▶ [Requirements]: Copy out, from the entries below, each line holding the string "type".
· · · · · · ·
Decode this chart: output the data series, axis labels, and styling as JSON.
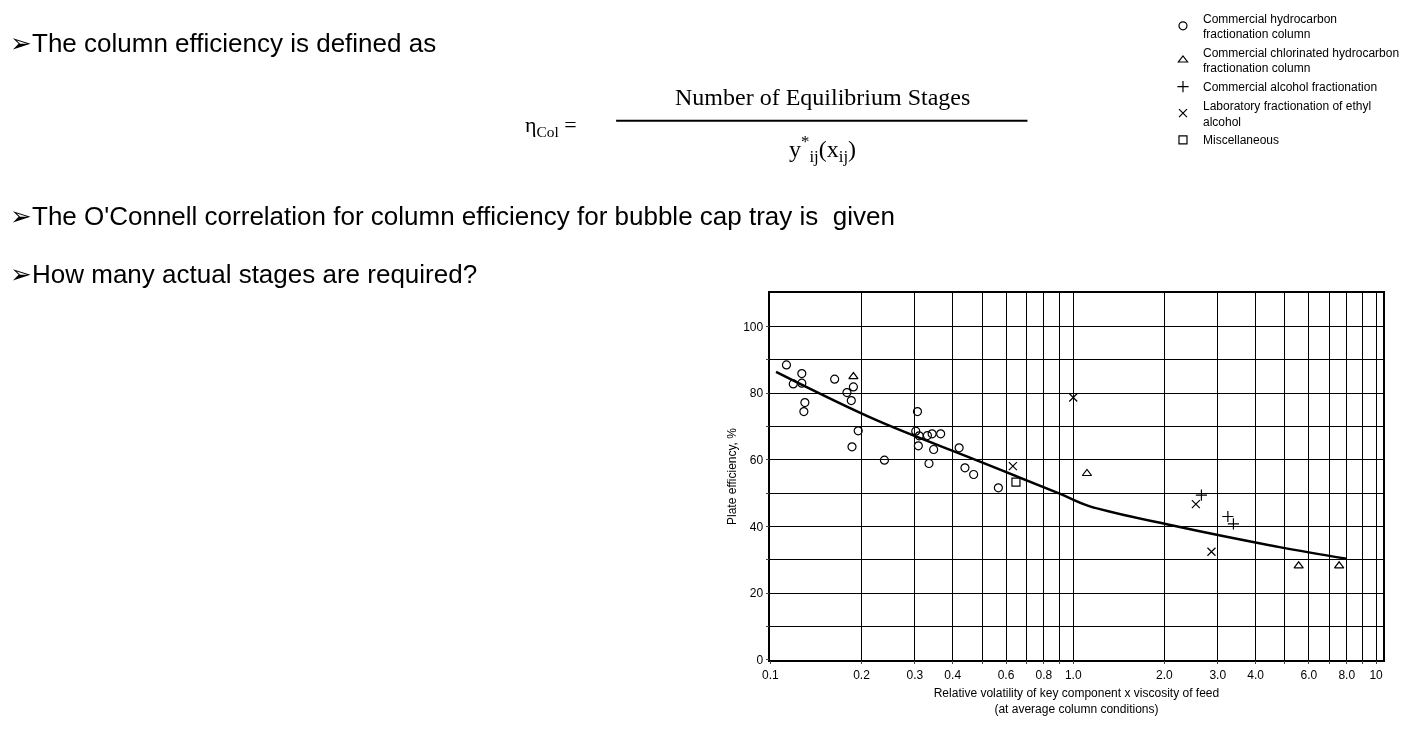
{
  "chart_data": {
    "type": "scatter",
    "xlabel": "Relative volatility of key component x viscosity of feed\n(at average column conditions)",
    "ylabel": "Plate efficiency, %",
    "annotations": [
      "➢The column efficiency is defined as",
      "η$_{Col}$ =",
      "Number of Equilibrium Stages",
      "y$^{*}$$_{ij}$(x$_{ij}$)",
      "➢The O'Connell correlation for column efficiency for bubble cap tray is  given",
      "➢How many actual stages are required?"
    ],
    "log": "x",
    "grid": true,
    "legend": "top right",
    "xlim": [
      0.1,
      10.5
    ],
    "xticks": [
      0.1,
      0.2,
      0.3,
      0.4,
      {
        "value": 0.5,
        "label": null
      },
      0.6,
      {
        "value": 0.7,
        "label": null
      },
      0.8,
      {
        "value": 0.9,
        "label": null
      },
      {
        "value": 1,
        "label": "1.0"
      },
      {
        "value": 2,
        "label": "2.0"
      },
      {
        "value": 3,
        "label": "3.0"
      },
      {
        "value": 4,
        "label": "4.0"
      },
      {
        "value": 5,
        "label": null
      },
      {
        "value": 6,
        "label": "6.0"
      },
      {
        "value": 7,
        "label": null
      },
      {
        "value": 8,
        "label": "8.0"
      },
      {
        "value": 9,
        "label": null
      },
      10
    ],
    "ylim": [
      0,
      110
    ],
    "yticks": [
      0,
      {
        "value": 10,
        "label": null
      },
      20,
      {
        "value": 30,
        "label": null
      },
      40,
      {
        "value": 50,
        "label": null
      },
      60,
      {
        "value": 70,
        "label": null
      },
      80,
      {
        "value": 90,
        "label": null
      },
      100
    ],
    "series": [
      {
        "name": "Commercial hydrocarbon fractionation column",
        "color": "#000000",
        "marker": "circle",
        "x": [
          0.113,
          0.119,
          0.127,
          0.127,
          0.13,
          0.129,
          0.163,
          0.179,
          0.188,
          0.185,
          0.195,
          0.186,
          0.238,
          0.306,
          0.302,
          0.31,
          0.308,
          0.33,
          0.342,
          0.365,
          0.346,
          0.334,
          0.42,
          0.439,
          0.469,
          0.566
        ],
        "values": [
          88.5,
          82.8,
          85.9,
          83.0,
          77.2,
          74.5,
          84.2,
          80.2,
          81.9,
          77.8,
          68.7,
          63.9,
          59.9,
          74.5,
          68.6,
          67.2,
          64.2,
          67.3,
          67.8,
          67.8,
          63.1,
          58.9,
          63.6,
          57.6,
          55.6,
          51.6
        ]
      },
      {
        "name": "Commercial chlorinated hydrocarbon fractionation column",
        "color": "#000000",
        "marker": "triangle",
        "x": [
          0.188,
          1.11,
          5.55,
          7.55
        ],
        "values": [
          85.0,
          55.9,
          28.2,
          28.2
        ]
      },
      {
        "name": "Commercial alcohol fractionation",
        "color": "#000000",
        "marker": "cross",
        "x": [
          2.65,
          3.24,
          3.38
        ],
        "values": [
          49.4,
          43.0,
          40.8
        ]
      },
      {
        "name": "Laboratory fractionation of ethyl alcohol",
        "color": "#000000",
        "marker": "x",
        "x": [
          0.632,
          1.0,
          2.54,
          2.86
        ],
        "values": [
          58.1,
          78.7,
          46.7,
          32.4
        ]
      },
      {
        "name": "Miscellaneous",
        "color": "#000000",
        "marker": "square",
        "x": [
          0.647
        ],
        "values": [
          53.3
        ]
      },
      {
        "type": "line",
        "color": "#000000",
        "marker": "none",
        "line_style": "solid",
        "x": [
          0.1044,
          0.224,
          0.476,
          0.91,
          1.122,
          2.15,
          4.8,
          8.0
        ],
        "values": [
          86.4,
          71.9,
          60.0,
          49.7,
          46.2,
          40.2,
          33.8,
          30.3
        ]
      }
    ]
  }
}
· · · · · · ·
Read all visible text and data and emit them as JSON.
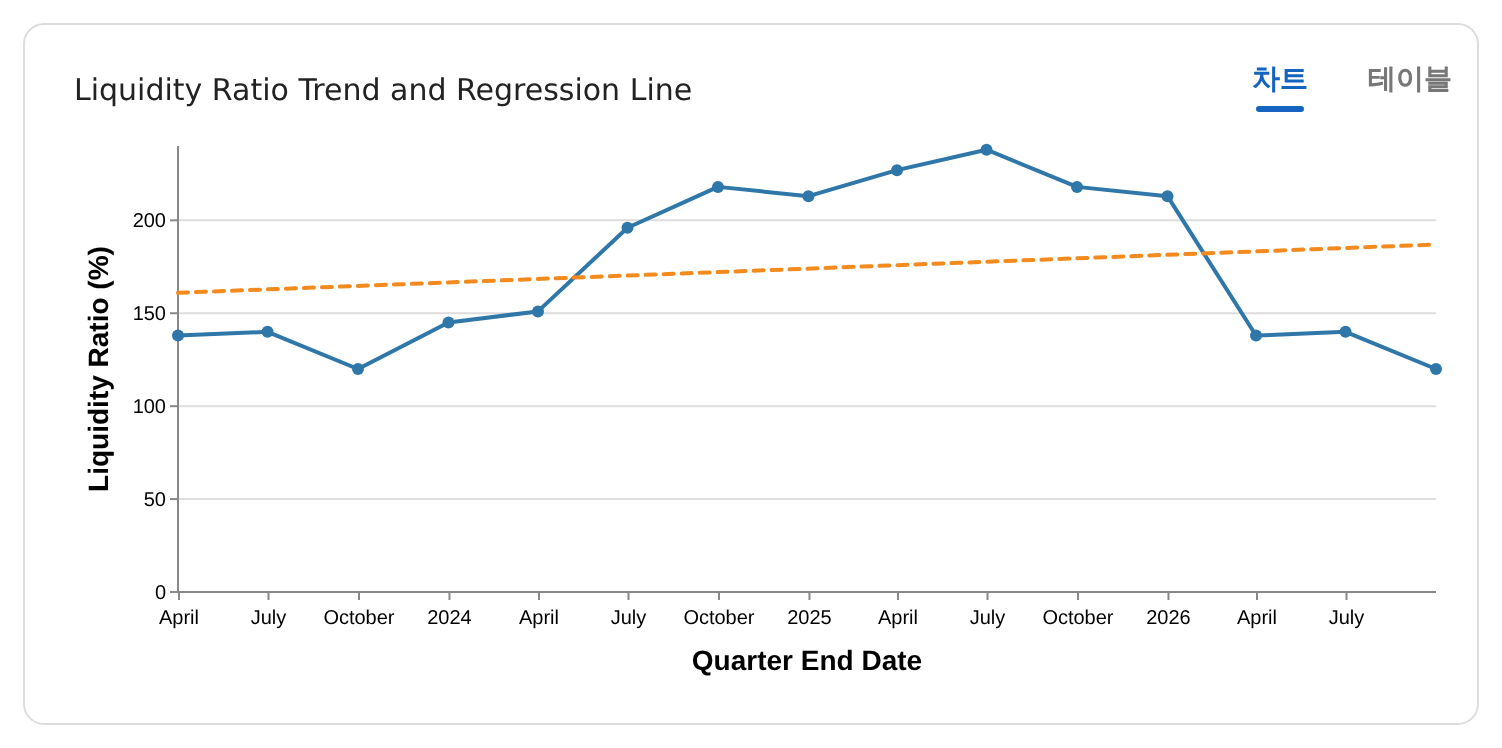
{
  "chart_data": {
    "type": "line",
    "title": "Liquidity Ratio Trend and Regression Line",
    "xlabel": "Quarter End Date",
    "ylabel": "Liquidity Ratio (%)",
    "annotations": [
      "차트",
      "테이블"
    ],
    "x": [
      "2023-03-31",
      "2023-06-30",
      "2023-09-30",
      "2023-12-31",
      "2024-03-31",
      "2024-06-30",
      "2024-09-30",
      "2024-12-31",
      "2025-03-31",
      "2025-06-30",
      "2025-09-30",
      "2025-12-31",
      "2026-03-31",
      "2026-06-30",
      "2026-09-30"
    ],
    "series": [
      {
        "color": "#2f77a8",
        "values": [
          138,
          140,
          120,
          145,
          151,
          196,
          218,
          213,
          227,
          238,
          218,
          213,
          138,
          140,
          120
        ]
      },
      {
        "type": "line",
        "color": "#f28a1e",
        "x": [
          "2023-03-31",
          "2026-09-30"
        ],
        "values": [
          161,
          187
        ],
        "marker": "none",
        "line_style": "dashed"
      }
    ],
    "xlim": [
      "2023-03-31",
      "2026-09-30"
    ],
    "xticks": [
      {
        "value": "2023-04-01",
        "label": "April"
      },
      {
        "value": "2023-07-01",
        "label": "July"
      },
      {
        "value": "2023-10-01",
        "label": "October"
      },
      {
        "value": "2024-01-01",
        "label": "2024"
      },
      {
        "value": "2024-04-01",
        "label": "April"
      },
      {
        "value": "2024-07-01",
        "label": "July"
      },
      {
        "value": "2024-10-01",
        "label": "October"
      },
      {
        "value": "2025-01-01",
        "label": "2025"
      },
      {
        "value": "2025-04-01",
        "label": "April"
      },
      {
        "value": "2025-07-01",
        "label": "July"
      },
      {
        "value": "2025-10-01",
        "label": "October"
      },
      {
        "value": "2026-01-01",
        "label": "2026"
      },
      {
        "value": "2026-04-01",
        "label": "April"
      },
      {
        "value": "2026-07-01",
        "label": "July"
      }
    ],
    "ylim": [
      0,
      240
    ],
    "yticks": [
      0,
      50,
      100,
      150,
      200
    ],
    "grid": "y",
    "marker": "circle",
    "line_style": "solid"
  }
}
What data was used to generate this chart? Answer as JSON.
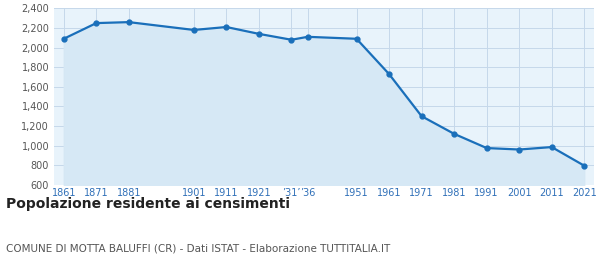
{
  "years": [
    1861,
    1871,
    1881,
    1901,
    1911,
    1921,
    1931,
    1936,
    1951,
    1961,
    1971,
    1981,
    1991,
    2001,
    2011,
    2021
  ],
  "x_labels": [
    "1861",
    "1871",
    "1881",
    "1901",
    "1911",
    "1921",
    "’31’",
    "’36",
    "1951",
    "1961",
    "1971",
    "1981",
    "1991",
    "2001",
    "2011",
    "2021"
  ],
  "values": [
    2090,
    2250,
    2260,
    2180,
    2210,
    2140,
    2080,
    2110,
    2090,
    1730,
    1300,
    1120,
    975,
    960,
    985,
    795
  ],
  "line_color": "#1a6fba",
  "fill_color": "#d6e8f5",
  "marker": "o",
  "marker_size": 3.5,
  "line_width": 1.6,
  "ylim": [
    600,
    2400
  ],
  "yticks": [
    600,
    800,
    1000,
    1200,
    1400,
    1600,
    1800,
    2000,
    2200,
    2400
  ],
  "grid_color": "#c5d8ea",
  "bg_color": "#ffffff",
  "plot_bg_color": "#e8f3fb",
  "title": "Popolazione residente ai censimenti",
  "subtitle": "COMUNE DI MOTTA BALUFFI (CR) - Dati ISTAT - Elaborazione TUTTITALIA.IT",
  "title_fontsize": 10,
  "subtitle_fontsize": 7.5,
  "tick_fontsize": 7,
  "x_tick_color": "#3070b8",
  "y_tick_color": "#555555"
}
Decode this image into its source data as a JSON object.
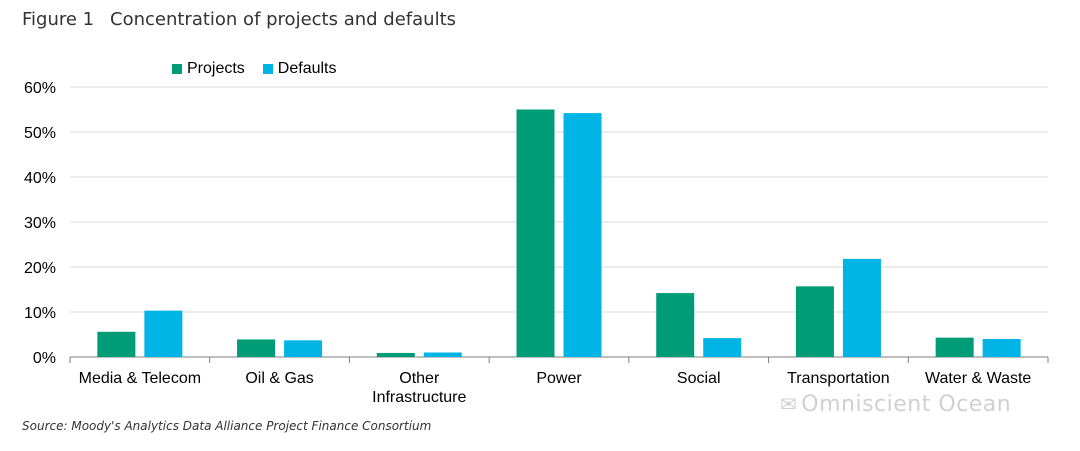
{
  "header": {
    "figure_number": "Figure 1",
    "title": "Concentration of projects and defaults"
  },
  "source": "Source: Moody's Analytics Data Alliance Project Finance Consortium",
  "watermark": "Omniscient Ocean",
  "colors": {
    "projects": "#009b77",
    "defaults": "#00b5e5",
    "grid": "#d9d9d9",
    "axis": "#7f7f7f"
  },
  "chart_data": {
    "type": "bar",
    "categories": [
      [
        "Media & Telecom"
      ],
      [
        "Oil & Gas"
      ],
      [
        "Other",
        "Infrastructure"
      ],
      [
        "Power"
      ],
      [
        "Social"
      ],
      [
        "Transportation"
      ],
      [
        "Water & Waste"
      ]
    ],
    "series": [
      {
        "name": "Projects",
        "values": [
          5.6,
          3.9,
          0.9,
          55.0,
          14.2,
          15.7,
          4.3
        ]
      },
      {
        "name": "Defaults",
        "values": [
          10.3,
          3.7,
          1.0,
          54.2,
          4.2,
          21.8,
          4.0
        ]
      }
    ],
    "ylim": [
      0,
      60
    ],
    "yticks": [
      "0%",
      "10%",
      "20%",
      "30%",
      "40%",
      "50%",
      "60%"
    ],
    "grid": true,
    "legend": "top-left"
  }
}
· · · · · · ·
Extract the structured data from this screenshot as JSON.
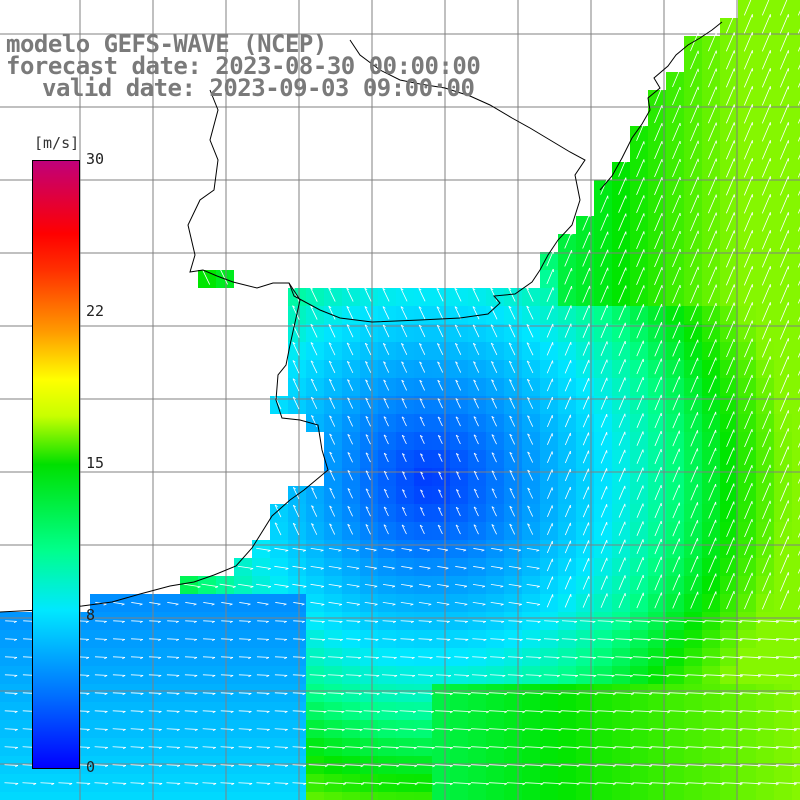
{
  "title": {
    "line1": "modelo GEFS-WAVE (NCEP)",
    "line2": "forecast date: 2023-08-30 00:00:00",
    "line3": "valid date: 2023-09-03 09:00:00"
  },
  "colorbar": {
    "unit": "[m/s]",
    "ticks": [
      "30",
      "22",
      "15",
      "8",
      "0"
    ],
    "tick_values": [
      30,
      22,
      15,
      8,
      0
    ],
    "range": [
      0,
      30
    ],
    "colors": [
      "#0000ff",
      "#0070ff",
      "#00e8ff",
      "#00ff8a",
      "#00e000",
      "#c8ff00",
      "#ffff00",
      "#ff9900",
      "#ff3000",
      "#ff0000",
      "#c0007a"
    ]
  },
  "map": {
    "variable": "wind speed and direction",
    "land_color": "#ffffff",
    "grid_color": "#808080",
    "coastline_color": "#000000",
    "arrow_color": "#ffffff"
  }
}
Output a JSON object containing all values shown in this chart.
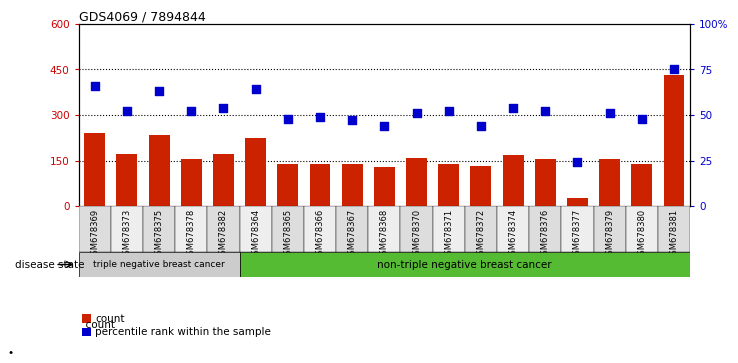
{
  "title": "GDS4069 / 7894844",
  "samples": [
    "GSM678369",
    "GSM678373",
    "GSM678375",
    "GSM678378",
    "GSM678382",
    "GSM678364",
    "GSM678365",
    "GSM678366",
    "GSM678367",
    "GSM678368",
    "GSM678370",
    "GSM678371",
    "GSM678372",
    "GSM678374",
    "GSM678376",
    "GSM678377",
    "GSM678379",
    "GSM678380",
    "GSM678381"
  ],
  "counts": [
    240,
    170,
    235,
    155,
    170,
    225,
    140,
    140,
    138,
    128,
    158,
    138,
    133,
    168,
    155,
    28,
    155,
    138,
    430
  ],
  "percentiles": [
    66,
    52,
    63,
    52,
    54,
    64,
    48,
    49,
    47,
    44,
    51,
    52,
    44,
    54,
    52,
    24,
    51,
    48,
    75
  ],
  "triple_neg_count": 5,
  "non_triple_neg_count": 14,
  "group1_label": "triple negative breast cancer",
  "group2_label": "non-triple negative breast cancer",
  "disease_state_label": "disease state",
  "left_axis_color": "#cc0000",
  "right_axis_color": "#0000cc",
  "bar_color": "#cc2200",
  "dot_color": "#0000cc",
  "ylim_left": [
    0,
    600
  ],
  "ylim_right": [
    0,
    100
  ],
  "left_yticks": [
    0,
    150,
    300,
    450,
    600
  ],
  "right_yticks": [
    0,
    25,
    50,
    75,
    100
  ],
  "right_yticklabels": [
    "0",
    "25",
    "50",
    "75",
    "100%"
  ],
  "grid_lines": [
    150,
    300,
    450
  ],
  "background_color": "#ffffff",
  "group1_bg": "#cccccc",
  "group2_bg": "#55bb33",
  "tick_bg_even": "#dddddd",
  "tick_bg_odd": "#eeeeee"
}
· · · · · · ·
▶ [Answer in full]:
    "type": "scatter",
        "type": "line",
    "type": "line",
        "type": "line",
    "type": "bar",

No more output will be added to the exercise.